▸ TEKSTFRAGMENT
De Overeenkomst wordt aangegaan voor een initiële periode van 2 jaar, die vervolgens wordt verlengd met aansluitende termijnen van telkens een jaar, tenzij een Partij de Overeenkomst schriftelijk per aangetekende brief heeft opgezegd met inachtneming van een opzegtermijn van minimaal zes maanden.
3.6
Artikel 10.5 van de Overeenkomst luidt - voor zover van belang - als volgt:

(…) Indien sprake is van opzegging door Tele2 op grond van artikel 10.1 (…) geldt een uitloopperiode van 12 maanden in plaats van 6 maanden om de migratie naar een andere aanbieder soepel te laten verlopen.

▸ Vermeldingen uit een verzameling

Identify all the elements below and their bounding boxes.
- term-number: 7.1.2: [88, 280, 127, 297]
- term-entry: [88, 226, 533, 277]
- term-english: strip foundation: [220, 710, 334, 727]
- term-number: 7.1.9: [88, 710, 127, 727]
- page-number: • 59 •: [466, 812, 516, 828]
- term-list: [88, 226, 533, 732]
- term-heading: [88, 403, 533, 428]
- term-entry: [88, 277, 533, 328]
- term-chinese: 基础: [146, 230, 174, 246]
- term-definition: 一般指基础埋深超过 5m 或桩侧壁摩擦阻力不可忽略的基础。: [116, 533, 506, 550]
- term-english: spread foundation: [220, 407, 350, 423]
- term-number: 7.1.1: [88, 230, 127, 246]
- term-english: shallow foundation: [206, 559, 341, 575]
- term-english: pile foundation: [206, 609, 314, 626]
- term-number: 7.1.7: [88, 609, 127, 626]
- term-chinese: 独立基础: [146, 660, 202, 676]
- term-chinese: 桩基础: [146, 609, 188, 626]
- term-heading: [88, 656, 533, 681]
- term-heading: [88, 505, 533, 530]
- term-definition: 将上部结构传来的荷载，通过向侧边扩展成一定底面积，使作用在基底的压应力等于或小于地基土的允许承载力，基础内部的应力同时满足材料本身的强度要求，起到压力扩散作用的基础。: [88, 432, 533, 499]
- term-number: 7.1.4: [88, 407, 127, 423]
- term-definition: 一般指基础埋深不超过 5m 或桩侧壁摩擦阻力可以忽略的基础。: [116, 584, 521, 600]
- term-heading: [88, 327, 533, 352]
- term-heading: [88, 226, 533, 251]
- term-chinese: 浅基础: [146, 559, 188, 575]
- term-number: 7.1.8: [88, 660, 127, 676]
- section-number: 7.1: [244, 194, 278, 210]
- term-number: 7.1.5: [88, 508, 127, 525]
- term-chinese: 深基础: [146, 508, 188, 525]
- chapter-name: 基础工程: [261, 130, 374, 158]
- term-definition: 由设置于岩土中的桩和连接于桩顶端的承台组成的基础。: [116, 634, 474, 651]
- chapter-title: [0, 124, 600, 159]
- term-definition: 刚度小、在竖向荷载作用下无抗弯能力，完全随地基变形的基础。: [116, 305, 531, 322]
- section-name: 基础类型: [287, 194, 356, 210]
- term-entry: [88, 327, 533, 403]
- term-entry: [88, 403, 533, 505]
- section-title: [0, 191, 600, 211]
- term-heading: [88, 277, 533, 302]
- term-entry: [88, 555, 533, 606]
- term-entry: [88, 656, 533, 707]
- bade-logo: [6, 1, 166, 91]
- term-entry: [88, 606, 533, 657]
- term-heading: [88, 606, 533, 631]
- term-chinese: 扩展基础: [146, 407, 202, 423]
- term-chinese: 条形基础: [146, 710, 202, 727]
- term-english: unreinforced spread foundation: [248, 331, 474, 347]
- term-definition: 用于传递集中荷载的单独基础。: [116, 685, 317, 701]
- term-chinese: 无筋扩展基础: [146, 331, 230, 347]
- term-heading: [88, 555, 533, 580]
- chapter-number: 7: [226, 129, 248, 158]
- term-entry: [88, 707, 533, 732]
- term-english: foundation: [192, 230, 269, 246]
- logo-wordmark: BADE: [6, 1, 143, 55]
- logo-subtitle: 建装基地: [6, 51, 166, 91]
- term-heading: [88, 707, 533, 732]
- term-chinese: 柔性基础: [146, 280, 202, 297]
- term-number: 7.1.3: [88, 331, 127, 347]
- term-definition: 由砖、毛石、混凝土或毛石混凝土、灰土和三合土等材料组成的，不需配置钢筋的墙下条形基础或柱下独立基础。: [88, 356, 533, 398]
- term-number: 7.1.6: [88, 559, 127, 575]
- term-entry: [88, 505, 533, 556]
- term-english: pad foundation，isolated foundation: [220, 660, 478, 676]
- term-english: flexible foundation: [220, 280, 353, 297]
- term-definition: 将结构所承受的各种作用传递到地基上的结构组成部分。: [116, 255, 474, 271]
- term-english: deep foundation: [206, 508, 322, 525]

▸ OPDRACHT A
Hoe lang is volgens het fragment over de Overeenkomst de uitloopperiode als Tele2 opzegt op grond van artikel 10.1?
▸ OPDRACHT B
Pak het fragment over de Overeenkomst weer op en schrijf verder na de laatste zin.

▸ JUISTE ANTWOORD A
12 maanden, in plaats van 6 maanden.

▸ JUISTE ANTWOORD B
3.7
Overeengekomen is verder dat [appellante 1] voor de initiële periode een vaste bijdrage van € 540.000 exclusief btw aan Tele2 zal betalen, te voldoen in maandelijkse termijnen van €28.750 voor de eerste 12 maanden en € 16.250 voor de volgende 12 maanden.
3.8
Tele2 heeft zich verplicht tot levering aan [appellante 1] van zogeheten E/CDR’s (gedefinieerd als “de levering door Tele2 aan [appellante 1] van E/CDR’s van IMSI’s van Abonnees volgens het format zoals beschreven in Bijlage 1”)
3.9
Met ingang van 7 januari 2020 zijn Tele2 en T-Mobile gefuseerd met T-Mobile als verkrijgende en Tele2 als verdwijnende vennootschap.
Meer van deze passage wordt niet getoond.